RECORDS:

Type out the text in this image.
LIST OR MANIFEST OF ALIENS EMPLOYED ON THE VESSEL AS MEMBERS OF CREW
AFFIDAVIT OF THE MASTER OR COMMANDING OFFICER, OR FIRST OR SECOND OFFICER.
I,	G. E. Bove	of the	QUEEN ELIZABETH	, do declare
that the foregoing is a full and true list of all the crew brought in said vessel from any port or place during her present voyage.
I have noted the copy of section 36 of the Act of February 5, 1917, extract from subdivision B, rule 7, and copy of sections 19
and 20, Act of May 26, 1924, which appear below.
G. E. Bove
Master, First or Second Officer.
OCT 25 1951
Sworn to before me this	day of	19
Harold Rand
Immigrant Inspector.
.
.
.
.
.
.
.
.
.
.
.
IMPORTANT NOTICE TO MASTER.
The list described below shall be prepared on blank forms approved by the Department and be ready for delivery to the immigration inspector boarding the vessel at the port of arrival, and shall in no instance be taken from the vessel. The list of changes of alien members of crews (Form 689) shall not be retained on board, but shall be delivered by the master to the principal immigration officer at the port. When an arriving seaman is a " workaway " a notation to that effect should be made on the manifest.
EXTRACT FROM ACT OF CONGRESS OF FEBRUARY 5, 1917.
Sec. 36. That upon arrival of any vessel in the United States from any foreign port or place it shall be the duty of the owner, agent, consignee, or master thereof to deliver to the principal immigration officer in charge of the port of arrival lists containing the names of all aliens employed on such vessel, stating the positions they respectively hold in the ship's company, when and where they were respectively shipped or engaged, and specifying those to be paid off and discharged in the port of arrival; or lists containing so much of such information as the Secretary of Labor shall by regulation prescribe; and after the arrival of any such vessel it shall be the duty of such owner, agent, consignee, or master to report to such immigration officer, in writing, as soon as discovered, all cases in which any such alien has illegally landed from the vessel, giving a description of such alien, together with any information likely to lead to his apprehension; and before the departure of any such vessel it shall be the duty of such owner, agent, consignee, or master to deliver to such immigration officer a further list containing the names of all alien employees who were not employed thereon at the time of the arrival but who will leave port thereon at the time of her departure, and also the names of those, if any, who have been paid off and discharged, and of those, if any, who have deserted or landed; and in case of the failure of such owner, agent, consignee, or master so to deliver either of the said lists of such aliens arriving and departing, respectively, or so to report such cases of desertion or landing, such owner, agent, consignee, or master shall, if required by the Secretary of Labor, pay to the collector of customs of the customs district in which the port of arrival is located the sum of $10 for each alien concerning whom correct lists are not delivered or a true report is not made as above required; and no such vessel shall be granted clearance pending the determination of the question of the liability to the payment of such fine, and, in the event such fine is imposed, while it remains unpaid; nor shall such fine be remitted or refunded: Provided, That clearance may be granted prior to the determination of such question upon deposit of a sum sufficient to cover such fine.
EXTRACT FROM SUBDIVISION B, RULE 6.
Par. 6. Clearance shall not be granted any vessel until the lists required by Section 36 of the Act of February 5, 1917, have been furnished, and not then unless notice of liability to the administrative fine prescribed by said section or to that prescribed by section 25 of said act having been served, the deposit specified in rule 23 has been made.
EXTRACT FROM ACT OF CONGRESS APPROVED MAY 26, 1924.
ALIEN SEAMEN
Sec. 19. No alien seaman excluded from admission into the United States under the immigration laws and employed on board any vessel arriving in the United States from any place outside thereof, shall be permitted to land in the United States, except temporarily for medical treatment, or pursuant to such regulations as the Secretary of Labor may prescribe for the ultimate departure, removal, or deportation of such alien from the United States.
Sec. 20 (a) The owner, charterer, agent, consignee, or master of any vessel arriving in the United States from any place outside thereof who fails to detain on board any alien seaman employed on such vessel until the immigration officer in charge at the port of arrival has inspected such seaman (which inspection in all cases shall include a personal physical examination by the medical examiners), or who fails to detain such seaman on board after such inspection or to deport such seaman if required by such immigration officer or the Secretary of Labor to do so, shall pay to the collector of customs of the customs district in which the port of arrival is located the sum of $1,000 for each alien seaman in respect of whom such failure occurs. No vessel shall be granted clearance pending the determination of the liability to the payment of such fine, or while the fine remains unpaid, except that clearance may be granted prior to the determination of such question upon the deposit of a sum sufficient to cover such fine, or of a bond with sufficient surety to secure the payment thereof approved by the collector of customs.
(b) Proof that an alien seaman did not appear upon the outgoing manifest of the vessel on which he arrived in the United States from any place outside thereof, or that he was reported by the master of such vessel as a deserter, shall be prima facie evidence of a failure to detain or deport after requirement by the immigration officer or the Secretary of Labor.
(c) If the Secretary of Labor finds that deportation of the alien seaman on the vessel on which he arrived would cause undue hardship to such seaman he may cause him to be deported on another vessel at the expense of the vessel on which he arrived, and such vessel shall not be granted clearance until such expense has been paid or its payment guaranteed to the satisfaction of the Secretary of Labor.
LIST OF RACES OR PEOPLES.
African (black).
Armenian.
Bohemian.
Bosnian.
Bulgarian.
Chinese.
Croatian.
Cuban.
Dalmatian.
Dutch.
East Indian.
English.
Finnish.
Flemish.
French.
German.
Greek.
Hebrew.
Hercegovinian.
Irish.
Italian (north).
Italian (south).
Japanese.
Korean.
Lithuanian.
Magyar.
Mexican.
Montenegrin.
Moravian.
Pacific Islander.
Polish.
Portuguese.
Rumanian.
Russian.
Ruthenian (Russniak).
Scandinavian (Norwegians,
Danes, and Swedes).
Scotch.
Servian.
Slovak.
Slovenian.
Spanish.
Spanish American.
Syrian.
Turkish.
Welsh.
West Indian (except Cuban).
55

DIRECTIONS: In the material above, find the lines that contain "this" and show them.

SOLUTION:
Type out the text in this image.
Sworn to before me this	day of	19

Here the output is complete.